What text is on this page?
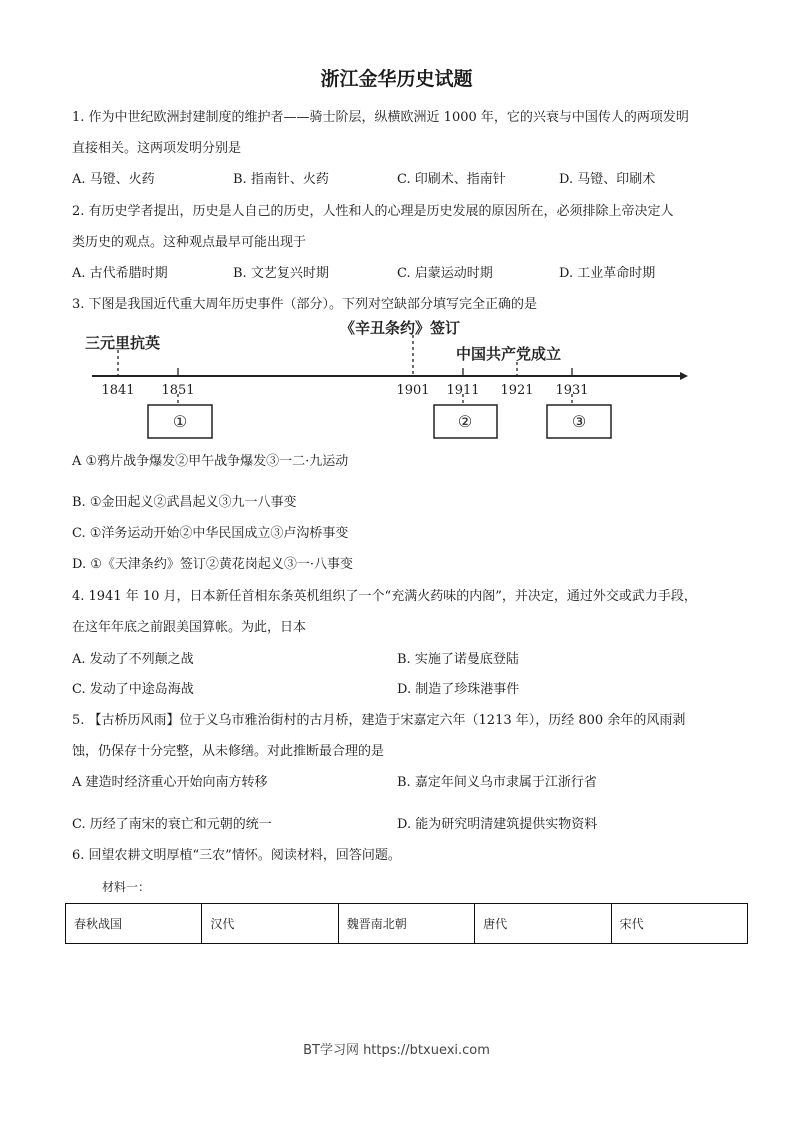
浙江金华历史试题
1. 作为中世纪欧洲封建制度的维护者——骑士阶层，纵横欧洲近 1000 年，它的兴衰与中国传人的两项发明
直接相关。这两项发明分别是
A. 马镫、火药	B. 指南针、火药	C. 印刷术、指南针	D. 马镫、印刷术
2. 有历史学者提出，历史是人自己的历史，人性和人的心理是历史发展的原因所在，必须排除上帝决定人
类历史的观点。这种观点最早可能出现于
A. 古代希腊时期	B. 文艺复兴时期	C. 启蒙运动时期	D. 工业革命时期
3. 下图是我国近代重大周年历史事件（部分）。下列对空缺部分填写完全正确的是
1841 1851	1901 1911 1921 1931
①	②	③
三元里抗英
《辛丑条约》签订
中国共产党成立
A ①鸦片战争爆发②甲午战争爆发③一二·九运动
B. ①金田起义②武昌起义③九一八事变
C. ①洋务运动开始②中华民国成立③卢沟桥事变
D. ①《天津条约》签订②黄花岗起义③一·八事变
4. 1941 年 10 月，日本新任首相东条英机组织了一个“充满火药味的内阁”，并决定，通过外交或武力手段，
在这年年底之前跟美国算帐。为此，日本
A. 发动了不列颠之战	B. 实施了诺曼底登陆
C. 发动了中途岛海战	D. 制造了珍珠港事件
5. 【古桥历风雨】位于义乌市雅治街村的古月桥，建造于宋嘉定六年（1213 年），历经 800 余年的风雨剥
蚀，仍保存十分完整，从未修缮。对此推断最合理的是
A 建造时经济重心开始向南方转移	B. 嘉定年间义乌市隶属于江浙行省
C. 历经了南宋的衰亡和元朝的统一	D. 能为研究明清建筑提供实物资料
6. 回望农耕文明厚植“三农”情怀。阅读材料，回答问题。
材料一：
春秋战国	汉代	魏晋南北朝	唐代	宋代
BT学习网 https://btxuexi.com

:: What the exercise asks ::
Without including any pictures, print all of the material exactly as given.

:: Final result ::
What text is on this page?
浙江金华历史试题
1. 作为中世纪欧洲封建制度的维护者——骑士阶层，纵横欧洲近 1000 年，它的兴衰与中国传人的两项发明
直接相关。这两项发明分别是
A. 马镫、火药	B. 指南针、火药	C. 印刷术、指南针	D. 马镫、印刷术
2. 有历史学者提出，历史是人自己的历史，人性和人的心理是历史发展的原因所在，必须排除上帝决定人
类历史的观点。这种观点最早可能出现于
A. 古代希腊时期	B. 文艺复兴时期	C. 启蒙运动时期	D. 工业革命时期
3. 下图是我国近代重大周年历史事件（部分）。下列对空缺部分填写完全正确的是
1841 1851	1901 1911 1921 1931
①	②	③
三元里抗英
《辛丑条约》签订
中国共产党成立
A ①鸦片战争爆发②甲午战争爆发③一二·九运动
B. ①金田起义②武昌起义③九一八事变
C. ①洋务运动开始②中华民国成立③卢沟桥事变
D. ①《天津条约》签订②黄花岗起义③一·八事变
4. 1941 年 10 月，日本新任首相东条英机组织了一个“充满火药味的内阁”，并决定，通过外交或武力手段，
在这年年底之前跟美国算帐。为此，日本
A. 发动了不列颠之战	B. 实施了诺曼底登陆
C. 发动了中途岛海战	D. 制造了珍珠港事件
5. 【古桥历风雨】位于义乌市雅治街村的古月桥，建造于宋嘉定六年（1213 年），历经 800 余年的风雨剥
蚀，仍保存十分完整，从未修缮。对此推断最合理的是
A 建造时经济重心开始向南方转移	B. 嘉定年间义乌市隶属于江浙行省
C. 历经了南宋的衰亡和元朝的统一	D. 能为研究明清建筑提供实物资料
6. 回望农耕文明厚植“三农”情怀。阅读材料，回答问题。
材料一：
春秋战国	汉代	魏晋南北朝	唐代	宋代
BT学习网 https://btxuexi.com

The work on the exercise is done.